## Work to be completed:
How many lines of these entries hold the string "Acetyl"? Answer with the number alone.

(Dataset records on visual material)
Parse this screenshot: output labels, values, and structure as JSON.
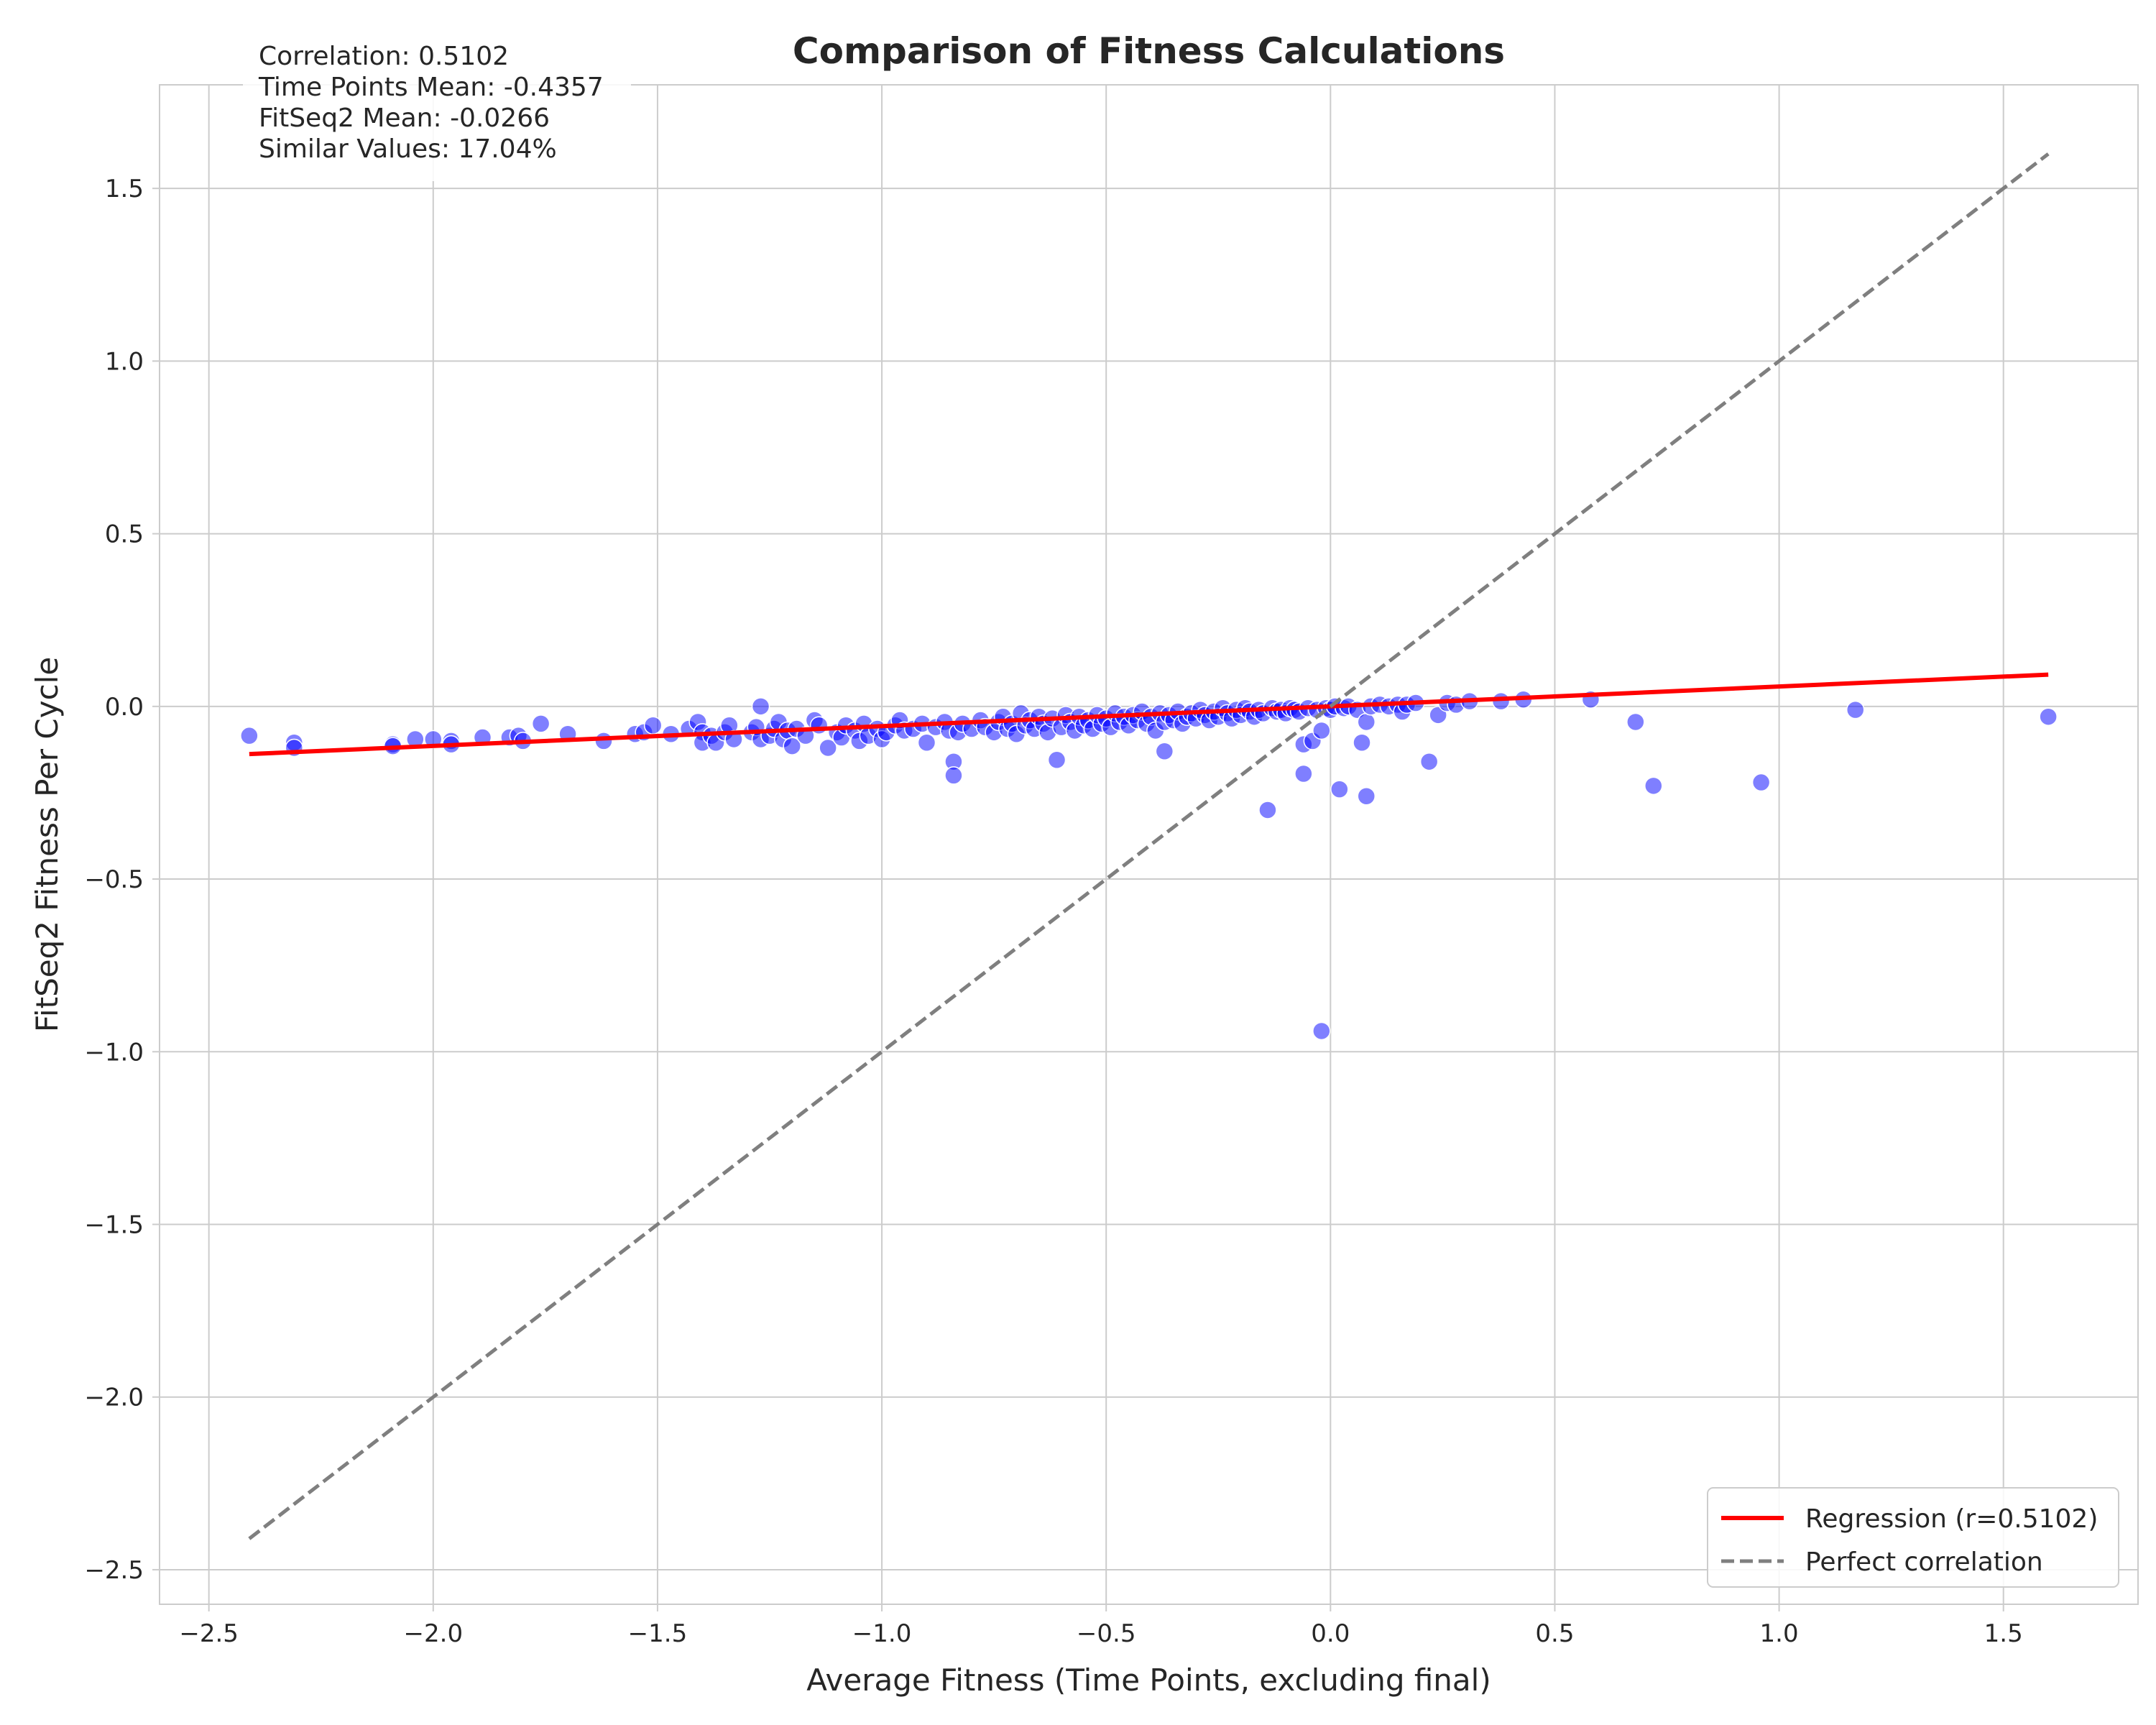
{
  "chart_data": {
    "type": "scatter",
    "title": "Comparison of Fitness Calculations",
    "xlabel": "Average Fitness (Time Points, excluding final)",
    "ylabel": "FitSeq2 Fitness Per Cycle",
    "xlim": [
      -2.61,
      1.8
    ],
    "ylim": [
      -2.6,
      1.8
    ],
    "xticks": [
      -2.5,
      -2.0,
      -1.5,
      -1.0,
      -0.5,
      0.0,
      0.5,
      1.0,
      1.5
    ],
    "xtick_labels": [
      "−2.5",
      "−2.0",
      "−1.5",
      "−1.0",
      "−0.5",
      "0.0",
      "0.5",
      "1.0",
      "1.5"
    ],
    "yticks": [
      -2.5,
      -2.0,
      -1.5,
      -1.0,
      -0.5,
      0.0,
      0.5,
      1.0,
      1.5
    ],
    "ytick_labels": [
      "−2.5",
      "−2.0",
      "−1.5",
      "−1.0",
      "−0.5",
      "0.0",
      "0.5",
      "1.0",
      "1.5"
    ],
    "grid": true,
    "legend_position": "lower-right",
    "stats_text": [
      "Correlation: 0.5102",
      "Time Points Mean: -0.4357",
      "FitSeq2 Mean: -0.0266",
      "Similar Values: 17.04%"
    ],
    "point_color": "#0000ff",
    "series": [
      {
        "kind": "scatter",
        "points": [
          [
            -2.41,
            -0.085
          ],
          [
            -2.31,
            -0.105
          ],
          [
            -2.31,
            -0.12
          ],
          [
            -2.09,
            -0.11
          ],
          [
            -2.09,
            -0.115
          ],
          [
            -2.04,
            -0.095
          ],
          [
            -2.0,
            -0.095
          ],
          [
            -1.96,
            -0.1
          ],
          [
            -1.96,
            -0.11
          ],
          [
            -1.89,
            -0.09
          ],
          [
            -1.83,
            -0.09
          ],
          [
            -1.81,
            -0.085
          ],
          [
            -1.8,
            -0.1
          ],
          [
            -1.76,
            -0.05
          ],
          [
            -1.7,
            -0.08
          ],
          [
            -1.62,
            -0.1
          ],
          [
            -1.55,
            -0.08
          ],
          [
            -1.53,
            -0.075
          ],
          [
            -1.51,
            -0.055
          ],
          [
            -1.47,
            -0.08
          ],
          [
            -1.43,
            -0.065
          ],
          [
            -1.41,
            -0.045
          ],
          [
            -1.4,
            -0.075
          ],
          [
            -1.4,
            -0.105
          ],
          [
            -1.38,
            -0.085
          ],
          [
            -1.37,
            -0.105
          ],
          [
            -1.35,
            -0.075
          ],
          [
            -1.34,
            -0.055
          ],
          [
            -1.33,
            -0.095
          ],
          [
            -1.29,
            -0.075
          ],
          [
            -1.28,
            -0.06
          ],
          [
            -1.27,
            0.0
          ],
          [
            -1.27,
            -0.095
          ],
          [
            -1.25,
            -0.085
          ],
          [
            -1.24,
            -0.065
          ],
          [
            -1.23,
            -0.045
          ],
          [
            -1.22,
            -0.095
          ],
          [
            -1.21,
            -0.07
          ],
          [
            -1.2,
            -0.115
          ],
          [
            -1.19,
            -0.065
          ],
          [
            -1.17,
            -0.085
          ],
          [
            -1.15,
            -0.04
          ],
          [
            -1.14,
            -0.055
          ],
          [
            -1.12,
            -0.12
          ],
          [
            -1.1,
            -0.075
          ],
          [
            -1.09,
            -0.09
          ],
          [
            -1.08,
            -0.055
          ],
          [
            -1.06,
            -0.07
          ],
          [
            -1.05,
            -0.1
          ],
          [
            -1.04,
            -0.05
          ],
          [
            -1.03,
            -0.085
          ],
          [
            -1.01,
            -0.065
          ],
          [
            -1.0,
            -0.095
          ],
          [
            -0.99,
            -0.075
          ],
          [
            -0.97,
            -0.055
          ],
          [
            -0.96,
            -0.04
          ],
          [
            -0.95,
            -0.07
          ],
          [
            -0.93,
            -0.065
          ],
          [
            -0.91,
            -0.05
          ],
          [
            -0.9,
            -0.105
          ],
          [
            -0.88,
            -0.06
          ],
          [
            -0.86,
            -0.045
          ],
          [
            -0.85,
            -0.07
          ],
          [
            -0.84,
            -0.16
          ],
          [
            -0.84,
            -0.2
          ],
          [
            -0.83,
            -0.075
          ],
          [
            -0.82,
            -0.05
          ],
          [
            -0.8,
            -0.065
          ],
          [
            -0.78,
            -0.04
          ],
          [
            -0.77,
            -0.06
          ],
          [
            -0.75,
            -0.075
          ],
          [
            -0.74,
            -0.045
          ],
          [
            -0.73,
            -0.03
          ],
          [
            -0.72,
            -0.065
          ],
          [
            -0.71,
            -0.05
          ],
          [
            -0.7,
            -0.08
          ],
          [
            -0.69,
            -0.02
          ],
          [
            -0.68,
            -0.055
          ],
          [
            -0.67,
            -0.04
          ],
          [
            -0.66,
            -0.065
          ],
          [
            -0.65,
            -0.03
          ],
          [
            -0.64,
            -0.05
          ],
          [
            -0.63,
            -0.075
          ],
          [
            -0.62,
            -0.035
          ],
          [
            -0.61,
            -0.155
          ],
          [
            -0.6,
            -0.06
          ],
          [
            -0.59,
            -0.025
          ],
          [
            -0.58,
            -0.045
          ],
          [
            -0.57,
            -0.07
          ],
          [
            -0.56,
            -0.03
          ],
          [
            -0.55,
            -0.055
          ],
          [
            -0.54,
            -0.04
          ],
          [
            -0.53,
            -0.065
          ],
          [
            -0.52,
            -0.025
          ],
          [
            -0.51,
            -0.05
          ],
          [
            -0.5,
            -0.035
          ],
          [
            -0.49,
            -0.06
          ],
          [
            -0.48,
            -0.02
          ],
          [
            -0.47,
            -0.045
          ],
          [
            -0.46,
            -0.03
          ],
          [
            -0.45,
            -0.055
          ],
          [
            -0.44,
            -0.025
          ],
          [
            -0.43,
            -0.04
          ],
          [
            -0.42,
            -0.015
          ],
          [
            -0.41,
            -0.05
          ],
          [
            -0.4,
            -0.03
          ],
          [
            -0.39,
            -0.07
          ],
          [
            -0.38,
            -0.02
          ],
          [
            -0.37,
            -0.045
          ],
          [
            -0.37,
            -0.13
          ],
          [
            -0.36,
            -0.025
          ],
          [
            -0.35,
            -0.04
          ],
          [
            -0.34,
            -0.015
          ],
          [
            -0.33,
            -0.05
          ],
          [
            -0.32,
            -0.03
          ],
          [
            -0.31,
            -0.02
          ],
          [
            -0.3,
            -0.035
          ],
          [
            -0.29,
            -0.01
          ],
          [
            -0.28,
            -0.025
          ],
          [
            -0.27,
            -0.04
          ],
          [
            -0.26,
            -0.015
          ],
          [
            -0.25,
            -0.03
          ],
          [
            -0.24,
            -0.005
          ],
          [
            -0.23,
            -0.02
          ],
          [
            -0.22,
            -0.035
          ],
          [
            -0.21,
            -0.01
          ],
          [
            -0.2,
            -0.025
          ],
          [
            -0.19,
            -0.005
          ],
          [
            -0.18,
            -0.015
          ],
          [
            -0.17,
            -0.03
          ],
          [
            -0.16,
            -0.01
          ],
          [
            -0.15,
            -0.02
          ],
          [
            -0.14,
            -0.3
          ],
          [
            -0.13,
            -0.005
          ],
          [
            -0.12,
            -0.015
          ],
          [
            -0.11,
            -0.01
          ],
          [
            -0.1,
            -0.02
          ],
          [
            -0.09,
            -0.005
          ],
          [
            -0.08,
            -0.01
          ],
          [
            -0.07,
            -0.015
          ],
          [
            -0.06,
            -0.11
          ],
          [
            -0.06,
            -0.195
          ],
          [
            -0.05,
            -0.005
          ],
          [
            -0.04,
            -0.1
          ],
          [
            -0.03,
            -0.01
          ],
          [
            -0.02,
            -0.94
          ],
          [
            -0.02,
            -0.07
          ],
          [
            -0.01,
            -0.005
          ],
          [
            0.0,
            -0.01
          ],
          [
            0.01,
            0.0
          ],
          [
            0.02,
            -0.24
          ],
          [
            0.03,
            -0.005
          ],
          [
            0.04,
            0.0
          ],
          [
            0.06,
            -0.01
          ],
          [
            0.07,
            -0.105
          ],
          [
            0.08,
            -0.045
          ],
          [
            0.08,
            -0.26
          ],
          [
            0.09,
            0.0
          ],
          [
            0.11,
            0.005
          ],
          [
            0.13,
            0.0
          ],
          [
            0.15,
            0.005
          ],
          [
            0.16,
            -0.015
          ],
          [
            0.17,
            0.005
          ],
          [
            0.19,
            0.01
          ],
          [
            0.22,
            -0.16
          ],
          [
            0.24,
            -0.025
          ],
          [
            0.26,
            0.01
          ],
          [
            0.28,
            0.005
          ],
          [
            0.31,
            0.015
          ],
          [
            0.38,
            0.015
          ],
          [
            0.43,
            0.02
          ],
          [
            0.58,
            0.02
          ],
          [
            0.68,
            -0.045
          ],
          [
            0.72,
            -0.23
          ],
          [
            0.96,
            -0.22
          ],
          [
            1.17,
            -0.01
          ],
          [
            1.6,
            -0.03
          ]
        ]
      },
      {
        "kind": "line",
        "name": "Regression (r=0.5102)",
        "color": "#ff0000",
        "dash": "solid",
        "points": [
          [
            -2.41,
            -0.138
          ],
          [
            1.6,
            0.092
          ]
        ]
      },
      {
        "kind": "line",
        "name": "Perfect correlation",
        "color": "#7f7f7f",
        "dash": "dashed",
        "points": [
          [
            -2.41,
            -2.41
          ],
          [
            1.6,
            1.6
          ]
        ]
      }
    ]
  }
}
--
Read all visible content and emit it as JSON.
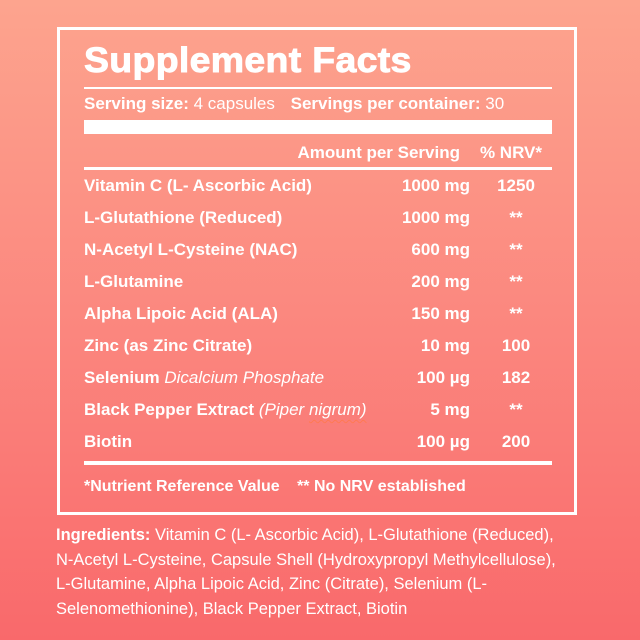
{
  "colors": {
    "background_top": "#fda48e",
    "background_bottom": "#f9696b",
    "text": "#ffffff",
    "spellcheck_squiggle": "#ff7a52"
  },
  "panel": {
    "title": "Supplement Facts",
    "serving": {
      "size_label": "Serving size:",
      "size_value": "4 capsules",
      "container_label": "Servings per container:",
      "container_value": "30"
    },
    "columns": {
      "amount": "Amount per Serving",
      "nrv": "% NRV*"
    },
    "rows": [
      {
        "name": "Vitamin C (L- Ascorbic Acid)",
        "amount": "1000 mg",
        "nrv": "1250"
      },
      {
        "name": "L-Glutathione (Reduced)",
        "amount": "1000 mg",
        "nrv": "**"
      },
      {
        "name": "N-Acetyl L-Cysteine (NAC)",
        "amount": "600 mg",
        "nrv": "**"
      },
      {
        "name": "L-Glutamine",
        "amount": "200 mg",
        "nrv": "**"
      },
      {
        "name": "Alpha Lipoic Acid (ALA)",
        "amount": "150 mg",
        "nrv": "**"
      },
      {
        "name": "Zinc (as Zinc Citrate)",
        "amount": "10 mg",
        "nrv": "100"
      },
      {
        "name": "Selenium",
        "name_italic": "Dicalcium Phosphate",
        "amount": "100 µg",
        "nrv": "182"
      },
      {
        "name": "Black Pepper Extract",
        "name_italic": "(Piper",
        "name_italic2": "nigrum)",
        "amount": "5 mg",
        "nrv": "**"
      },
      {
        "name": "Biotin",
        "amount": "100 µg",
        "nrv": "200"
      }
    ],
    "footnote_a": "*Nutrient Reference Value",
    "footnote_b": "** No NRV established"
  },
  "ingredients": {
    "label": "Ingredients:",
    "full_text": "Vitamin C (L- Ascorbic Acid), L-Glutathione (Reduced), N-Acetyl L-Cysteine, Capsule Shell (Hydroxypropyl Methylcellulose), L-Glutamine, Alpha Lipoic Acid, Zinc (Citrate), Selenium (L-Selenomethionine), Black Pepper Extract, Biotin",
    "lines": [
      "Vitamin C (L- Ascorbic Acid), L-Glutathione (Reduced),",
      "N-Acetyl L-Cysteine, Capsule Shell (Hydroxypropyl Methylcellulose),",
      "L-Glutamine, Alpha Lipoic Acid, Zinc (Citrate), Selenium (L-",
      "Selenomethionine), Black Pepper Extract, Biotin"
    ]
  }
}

## Full answer:
3